:: ENTRIES SUPPLIED
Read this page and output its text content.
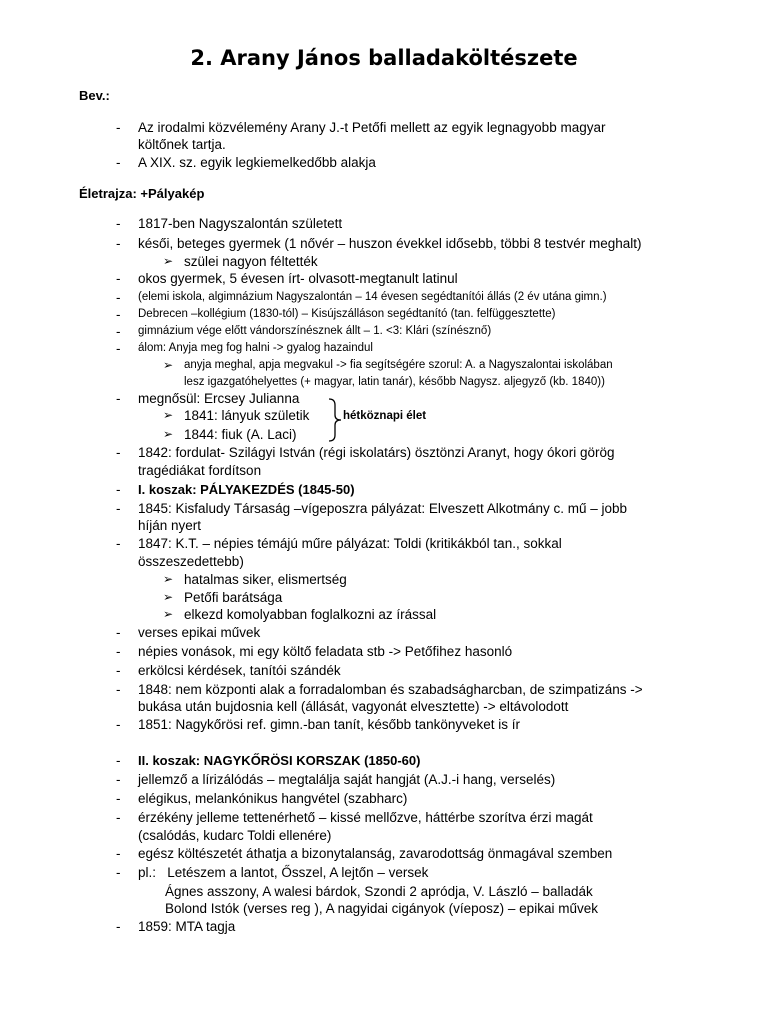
2. Arany János balladaköltészete
Bev.:
Életrajza: +Pályakép
-
-
-
-
-
-
-
-
-
-
-
-
-
-
-
-
-
-
-
-
-
-
-
-
-
-
➢
➢
➢
➢
➢
➢
➢
Az irodalmi közvélemény Arany J.-t Petőfi mellett az egyik legnagyobb magyar
költőnek tartja.
A XIX. sz. egyik legkiemelkedőbb alakja
1817-ben Nagyszalontán született
késői, beteges gyermek (1 nővér – huszon évekkel idősebb, többi 8 testvér meghalt)
szülei nagyon féltették
okos gyermek, 5 évesen írt- olvasott-megtanult latinul
(elemi iskola, algimnázium Nagyszalontán – 14 évesen segédtanítói állás (2 év utána gimn.)
Debrecen –kollégium (1830-tól) – Kisújszálláson segédtanító (tan. felfüggesztette)
gimnázium vége előtt vándorszínésznek állt – 1. <3: Klári (színésznő)
álom: Anyja meg fog halni -> gyalog hazaindul
anyja meghal, apja megvakul -> fia segítségére szorul: A. a Nagyszalontai iskolában
lesz igazgatóhelyettes (+ magyar, latin tanár), később Nagysz. aljegyző (kb. 1840))
megnősül: Ercsey Julianna
1841: lányuk születik
1844: fiuk (A. Laci)
1842: fordulat- Szilágyi István (régi iskolatárs) ösztönzi Aranyt, hogy ókori görög
tragédiákat fordítson
I. koszak: PÁLYAKEZDÉS (1845-50)
1845: Kisfaludy Társaság –vígeposzra pályázat: Elveszett Alkotmány c. mű – jobb
híján nyert
1847: K.T. – népies témájú műre pályázat: Toldi (kritikákból tan., sokkal
összeszedettebb)
hatalmas siker, elismertség
Petőfi barátsága
elkezd komolyabban foglalkozni az írással
verses epikai művek
népies vonások, mi egy költő feladata stb -> Petőfihez hasonló
erkölcsi kérdések, tanítói szándék
1848: nem központi alak a forradalomban és szabadságharcban, de szimpatizáns ->
bukása után bujdosnia kell (állását, vagyonát elvesztette) -> eltávolodott
1851: Nagykőrösi ref. gimn.-ban tanít, később tankönyveket is ír
II. koszak: NAGYKŐRÖSI KORSZAK (1850-60)
jellemző a lírizálódás – megtalálja saját hangját (A.J.-i hang, verselés)
elégikus, melankónikus hangvétel (szabharc)
érzékény jelleme tettenérhető – kissé mellőzve, háttérbe szorítva érzi magát
(csalódás, kudarc Toldi ellenére)
egész költészetét áthatja a bizonytalanság, zavarodottság önmagával szemben
pl.:   Letészem a lantot, Ősszel, A lejtőn – versek
Ágnes asszony, A walesi bárdok, Szondi 2 apródja, V. László – balladák
Bolond Istók (verses reg ), A nagyidai cigányok (víeposz) – epikai művek
1859: MTA tagja
hétköznapi élet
::::
*WHAT IS REQUIRED:*
Apart from the pictures, the entries above are to be repeated in full and exactly.

*FULL RESPONSE:*
Read this page and output its text content.
2. Arany János balladaköltészete
Bev.:
Életrajza: +Pályakép
-
-
-
-
-
-
-
-
-
-
-
-
-
-
-
-
-
-
-
-
-
-
-
-
-
-
➢
➢
➢
➢
➢
➢
➢
Az irodalmi közvélemény Arany J.-t Petőfi mellett az egyik legnagyobb magyar
költőnek tartja.
A XIX. sz. egyik legkiemelkedőbb alakja
1817-ben Nagyszalontán született
késői, beteges gyermek (1 nővér – huszon évekkel idősebb, többi 8 testvér meghalt)
szülei nagyon féltették
okos gyermek, 5 évesen írt- olvasott-megtanult latinul
(elemi iskola, algimnázium Nagyszalontán – 14 évesen segédtanítói állás (2 év utána gimn.)
Debrecen –kollégium (1830-tól) – Kisújszálláson segédtanító (tan. felfüggesztette)
gimnázium vége előtt vándorszínésznek állt – 1. <3: Klári (színésznő)
álom: Anyja meg fog halni -> gyalog hazaindul
anyja meghal, apja megvakul -> fia segítségére szorul: A. a Nagyszalontai iskolában
lesz igazgatóhelyettes (+ magyar, latin tanár), később Nagysz. aljegyző (kb. 1840))
megnősül: Ercsey Julianna
1841: lányuk születik
1844: fiuk (A. Laci)
1842: fordulat- Szilágyi István (régi iskolatárs) ösztönzi Aranyt, hogy ókori görög
tragédiákat fordítson
I. koszak: PÁLYAKEZDÉS (1845-50)
1845: Kisfaludy Társaság –vígeposzra pályázat: Elveszett Alkotmány c. mű – jobb
híján nyert
1847: K.T. – népies témájú műre pályázat: Toldi (kritikákból tan., sokkal
összeszedettebb)
hatalmas siker, elismertség
Petőfi barátsága
elkezd komolyabban foglalkozni az írással
verses epikai művek
népies vonások, mi egy költő feladata stb -> Petőfihez hasonló
erkölcsi kérdések, tanítói szándék
1848: nem központi alak a forradalomban és szabadságharcban, de szimpatizáns ->
bukása után bujdosnia kell (állását, vagyonát elvesztette) -> eltávolodott
1851: Nagykőrösi ref. gimn.-ban tanít, később tankönyveket is ír
II. koszak: NAGYKŐRÖSI KORSZAK (1850-60)
jellemző a lírizálódás – megtalálja saját hangját (A.J.-i hang, verselés)
elégikus, melankónikus hangvétel (szabharc)
érzékény jelleme tettenérhető – kissé mellőzve, háttérbe szorítva érzi magát
(csalódás, kudarc Toldi ellenére)
egész költészetét áthatja a bizonytalanság, zavarodottság önmagával szemben
pl.:   Letészem a lantot, Ősszel, A lejtőn – versek
Ágnes asszony, A walesi bárdok, Szondi 2 apródja, V. László – balladák
Bolond Istók (verses reg ), A nagyidai cigányok (víeposz) – epikai művek
1859: MTA tagja
hétköznapi élet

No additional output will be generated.